### Document section

# driving car from turkey to spain



## birlik003 (Apr 11, 2011)

Hi folks just a quick question we are thinking of driving over from turkey to spain we need to know the rules and regs and any problems we may face, the car is on turkish plates, left hand drive so no worries there just need to know the ins and outs many thanks


----------



## xabiaxica (Jun 23, 2009)

birlik003 said:


> Hi folks just a quick question we are thinking of driving over from turkey to spain we need to know the rules and regs and any problems we may face, the car is on turkish plates, left hand drive so no worries there just need to know the ins and outs many thanks


I wouldn't expect that you'd have any problems getting your car here - but if you intend to keep it here you need to transfer it to Spanish plates

if you have a look at the 'useful links' sticky thread at the top you'll find a link to a thread all about it


----------



## Joppa (Sep 7, 2009)

birlik003 said:


> Hi folks just a quick question we are thinking of driving over from turkey to spain we need to know the rules and regs and any problems we may face, the car is on turkish plates, left hand drive so no worries there just need to know the ins and outs many thanks


As for the journey itself, you need Green Card insurance, and make sure it covers all the countries you'll drive through. Some Balkan countries may not be included like Albania, unless you pay extra.

Carry your registration papers and show when asked. Carry yellow fluorescent vests, as it's a legal requirement in many countries. Pay particular attention to tolls/motorway tolls levied in various countries. Systems vary, like getting a vignette, paying at toll booths etc. There is a stiff on-the-spot fine for offenders. 

You can cut down on driving by taking a ferry from Greece to Italian ports, like Patras to Ancona or Venice. Book in advance as space is limited (lots of lorries use them). One-way fare in December with two passengers and a car is around 225 euro without a cabin for the overnight crossing.


----------

### Objective 1
Starting at the beginning of the records and ending at the line that contains "chevron-right-icon[interactable] xyxy=(28,59,38,78)", write those lines out again with "node-label" substituted for every "tree-item-label" and nothing else altered.

### Listed entries
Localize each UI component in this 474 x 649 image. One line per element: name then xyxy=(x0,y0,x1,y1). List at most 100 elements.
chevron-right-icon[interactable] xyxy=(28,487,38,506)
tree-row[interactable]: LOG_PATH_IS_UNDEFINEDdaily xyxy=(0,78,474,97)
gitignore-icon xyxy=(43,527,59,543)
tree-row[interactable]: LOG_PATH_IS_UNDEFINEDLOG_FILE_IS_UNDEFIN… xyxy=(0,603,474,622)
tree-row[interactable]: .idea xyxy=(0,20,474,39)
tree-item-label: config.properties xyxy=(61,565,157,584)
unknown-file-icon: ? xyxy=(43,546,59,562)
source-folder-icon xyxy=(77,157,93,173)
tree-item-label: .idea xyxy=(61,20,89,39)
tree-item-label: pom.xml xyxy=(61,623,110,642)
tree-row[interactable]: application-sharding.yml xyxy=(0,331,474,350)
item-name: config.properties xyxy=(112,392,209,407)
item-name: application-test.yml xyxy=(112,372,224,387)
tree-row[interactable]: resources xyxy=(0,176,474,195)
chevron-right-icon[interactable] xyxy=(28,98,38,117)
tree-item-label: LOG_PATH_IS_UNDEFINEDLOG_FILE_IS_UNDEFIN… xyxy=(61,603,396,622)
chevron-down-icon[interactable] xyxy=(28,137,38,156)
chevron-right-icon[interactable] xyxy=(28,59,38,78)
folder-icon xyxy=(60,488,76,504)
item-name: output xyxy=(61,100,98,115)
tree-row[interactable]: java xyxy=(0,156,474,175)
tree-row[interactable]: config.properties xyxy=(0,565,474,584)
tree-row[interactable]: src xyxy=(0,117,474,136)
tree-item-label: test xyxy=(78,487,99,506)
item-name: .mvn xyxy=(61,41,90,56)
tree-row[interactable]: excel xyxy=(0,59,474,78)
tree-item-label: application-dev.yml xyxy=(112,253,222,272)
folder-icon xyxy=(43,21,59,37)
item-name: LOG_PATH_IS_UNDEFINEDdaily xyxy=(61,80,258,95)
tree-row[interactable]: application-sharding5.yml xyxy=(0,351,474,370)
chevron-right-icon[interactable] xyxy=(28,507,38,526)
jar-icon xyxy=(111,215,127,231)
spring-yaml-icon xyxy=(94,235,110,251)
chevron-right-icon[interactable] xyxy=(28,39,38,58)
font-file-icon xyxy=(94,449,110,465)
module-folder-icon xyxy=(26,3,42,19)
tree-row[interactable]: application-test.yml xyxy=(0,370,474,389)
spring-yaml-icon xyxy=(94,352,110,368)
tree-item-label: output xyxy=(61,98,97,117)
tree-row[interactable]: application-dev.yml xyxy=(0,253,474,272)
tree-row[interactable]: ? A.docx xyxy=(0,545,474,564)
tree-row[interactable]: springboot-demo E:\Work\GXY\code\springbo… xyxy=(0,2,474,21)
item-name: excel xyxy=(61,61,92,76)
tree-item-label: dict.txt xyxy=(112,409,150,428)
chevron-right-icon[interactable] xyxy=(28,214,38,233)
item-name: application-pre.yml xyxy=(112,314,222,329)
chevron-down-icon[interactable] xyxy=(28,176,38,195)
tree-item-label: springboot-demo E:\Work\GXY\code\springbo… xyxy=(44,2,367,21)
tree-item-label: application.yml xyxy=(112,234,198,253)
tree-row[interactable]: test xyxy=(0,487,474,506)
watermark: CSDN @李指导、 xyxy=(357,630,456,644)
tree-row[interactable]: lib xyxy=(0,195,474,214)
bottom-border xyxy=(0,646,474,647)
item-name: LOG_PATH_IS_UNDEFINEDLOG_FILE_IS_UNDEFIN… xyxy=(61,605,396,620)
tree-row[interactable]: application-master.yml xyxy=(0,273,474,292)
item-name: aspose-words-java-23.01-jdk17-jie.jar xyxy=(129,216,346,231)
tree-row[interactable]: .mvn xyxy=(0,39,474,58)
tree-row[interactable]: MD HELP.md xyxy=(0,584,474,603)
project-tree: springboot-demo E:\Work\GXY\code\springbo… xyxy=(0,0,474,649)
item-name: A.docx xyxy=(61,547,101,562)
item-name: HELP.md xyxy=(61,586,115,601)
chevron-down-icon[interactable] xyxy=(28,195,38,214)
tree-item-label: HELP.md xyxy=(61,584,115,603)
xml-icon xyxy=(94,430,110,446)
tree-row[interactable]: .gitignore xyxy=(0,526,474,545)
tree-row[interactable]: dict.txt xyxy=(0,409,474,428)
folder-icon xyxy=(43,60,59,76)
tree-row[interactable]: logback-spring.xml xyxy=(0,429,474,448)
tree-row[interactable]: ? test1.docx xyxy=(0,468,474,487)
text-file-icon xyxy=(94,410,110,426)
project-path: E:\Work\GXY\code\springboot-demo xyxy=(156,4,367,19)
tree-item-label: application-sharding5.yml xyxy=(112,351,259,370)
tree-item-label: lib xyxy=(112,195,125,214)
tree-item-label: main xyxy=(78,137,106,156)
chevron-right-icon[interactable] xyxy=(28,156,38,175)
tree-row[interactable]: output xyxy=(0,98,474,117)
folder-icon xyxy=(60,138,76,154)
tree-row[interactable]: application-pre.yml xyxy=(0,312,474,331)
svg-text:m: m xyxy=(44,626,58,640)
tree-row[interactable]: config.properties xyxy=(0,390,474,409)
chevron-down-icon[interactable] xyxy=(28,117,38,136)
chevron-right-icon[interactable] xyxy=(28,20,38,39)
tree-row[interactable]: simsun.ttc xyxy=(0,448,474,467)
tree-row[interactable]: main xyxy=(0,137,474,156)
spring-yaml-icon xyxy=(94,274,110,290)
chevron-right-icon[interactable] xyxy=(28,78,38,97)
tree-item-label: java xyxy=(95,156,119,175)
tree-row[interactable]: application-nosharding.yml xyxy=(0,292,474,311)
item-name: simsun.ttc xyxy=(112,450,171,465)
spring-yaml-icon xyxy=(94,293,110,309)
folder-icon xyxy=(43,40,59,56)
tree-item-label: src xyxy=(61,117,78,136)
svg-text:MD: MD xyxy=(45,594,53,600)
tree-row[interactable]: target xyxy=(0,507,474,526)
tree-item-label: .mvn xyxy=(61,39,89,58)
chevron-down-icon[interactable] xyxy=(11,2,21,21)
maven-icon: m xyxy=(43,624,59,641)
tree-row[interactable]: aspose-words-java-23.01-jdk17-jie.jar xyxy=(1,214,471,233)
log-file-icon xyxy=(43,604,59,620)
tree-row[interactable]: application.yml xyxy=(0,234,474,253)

### Objective 2
Name every port city mentioned in the forum thread about driving from Turkey to Spain.

### Task answer 1
Localize each UI component in this 474 x 649 image. One line per element: name then xyxy=(x0,y0,x1,y1). List at most 100 elements.
chevron-right-icon[interactable] xyxy=(28,487,38,506)
tree-row[interactable]: LOG_PATH_IS_UNDEFINEDdaily xyxy=(0,78,474,97)
gitignore-icon xyxy=(43,527,59,543)
tree-row[interactable]: LOG_PATH_IS_UNDEFINEDLOG_FILE_IS_UNDEFIN… xyxy=(0,603,474,622)
tree-row[interactable]: .idea xyxy=(0,20,474,39)
node-label: config.properties xyxy=(61,565,157,584)
unknown-file-icon: ? xyxy=(43,546,59,562)
source-folder-icon xyxy=(77,157,93,173)
node-label: .idea xyxy=(61,20,89,39)
node-label: pom.xml xyxy=(61,623,110,642)
tree-row[interactable]: application-sharding.yml xyxy=(0,331,474,350)
item-name: config.properties xyxy=(112,392,209,407)
item-name: application-test.yml xyxy=(112,372,224,387)
tree-row[interactable]: resources xyxy=(0,176,474,195)
chevron-right-icon[interactable] xyxy=(28,98,38,117)
node-label: LOG_PATH_IS_UNDEFINEDLOG_FILE_IS_UNDEFIN… xyxy=(61,603,396,622)
chevron-down-icon[interactable] xyxy=(28,137,38,156)
chevron-right-icon[interactable] xyxy=(28,59,38,78)

### Task answer 2
Patras, Ancona, Venice